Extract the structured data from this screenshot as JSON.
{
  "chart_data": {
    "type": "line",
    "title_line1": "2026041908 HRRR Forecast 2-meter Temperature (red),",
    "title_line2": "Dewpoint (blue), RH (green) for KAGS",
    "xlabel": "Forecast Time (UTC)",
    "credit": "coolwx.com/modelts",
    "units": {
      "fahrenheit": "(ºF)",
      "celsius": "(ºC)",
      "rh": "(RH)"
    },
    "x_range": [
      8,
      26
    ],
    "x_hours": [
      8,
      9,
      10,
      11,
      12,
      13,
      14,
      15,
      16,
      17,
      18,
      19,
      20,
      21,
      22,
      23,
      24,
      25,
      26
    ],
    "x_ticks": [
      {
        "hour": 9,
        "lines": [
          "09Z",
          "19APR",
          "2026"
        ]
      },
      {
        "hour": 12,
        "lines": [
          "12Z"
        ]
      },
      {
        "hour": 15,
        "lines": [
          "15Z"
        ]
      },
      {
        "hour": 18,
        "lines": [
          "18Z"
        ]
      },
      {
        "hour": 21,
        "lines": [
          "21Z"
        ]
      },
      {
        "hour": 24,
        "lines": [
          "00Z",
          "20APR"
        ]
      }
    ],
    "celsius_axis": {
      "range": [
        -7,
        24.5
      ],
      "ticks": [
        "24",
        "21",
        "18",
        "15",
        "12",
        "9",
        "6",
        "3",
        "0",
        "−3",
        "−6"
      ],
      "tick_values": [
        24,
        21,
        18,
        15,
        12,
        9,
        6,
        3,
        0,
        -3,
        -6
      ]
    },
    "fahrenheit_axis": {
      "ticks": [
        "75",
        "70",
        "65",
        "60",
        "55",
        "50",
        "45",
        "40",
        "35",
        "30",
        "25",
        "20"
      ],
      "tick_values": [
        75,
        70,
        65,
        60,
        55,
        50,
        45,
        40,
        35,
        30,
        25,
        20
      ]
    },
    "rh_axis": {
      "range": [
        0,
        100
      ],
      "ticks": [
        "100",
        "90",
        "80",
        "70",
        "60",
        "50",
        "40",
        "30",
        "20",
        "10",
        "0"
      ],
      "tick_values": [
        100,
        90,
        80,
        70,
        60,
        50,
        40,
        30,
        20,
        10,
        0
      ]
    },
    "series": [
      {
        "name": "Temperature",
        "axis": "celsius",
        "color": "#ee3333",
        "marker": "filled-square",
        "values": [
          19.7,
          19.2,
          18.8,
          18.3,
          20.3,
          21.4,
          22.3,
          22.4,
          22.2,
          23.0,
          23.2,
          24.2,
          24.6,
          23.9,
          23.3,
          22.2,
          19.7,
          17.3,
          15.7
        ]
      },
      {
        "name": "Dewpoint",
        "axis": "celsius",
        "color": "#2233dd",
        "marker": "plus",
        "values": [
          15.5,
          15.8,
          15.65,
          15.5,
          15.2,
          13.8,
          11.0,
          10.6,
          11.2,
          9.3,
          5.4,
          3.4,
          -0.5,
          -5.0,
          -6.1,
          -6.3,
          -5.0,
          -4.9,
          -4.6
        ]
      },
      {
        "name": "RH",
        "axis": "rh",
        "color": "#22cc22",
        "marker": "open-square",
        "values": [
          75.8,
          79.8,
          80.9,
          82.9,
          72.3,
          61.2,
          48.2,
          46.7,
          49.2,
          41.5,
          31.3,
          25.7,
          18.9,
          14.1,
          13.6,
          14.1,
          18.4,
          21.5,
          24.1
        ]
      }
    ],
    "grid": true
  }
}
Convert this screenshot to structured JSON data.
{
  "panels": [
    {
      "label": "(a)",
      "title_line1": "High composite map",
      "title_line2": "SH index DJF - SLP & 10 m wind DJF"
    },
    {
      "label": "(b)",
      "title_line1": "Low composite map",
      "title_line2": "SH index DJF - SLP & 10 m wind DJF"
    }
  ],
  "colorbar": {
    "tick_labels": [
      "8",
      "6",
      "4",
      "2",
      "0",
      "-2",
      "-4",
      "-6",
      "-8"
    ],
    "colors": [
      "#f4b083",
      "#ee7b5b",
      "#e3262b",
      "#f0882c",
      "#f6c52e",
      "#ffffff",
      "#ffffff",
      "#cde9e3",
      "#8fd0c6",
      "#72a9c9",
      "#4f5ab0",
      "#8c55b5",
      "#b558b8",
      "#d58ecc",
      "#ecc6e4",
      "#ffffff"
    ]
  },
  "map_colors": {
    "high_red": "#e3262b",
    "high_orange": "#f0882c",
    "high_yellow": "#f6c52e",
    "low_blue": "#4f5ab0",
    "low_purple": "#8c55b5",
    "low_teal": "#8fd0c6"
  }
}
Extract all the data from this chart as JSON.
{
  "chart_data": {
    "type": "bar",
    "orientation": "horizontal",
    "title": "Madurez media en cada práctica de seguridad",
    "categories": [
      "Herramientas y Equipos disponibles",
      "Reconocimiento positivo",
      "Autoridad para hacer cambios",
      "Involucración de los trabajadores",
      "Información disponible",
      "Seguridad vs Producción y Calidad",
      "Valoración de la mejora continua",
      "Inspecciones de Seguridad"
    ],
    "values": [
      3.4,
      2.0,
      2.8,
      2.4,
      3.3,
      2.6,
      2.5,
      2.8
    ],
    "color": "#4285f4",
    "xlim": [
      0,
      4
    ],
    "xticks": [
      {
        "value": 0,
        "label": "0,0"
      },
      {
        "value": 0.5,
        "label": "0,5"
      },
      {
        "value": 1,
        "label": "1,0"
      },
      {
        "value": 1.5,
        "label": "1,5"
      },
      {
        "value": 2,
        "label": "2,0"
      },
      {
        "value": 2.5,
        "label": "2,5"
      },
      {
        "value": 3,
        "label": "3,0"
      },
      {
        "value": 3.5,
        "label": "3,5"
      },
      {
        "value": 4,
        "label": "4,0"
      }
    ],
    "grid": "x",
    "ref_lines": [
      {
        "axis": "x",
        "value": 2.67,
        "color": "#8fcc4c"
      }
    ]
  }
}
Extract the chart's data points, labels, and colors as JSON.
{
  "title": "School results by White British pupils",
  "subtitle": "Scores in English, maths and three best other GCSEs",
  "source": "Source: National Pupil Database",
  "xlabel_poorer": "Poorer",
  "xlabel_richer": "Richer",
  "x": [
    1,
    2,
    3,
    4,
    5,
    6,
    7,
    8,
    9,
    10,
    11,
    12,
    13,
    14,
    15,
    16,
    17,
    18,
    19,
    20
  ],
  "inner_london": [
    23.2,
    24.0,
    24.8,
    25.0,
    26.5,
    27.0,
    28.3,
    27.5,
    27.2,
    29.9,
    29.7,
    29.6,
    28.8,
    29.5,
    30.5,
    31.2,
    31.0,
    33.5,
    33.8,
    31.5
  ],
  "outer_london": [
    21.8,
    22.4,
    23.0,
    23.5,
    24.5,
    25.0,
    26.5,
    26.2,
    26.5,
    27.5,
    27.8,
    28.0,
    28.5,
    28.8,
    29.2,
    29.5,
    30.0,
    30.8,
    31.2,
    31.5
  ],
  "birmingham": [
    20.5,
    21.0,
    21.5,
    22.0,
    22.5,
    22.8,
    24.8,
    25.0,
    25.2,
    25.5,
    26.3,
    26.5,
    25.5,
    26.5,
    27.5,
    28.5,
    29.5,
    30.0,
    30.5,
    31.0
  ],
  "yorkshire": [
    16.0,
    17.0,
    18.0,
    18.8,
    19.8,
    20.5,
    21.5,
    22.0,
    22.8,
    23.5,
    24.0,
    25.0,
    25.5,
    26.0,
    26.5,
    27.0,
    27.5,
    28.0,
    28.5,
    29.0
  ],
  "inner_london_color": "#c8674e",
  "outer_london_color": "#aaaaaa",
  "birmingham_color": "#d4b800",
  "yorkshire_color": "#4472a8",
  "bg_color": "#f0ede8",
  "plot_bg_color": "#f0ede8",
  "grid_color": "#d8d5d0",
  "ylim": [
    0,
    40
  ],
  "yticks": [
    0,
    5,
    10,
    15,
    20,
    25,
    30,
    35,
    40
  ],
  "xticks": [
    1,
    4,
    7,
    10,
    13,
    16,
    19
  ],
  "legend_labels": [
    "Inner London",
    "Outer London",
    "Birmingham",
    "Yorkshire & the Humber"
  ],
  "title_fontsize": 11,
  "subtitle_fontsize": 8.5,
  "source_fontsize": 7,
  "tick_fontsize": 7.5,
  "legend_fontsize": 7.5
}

==============================

* **Required work**
Only lines with the string "name" belong in your answer; copy each one.

* **Response to this exercise**
        "name": "Temperature",
        "name": "Dewpoint",
        "name": "RH",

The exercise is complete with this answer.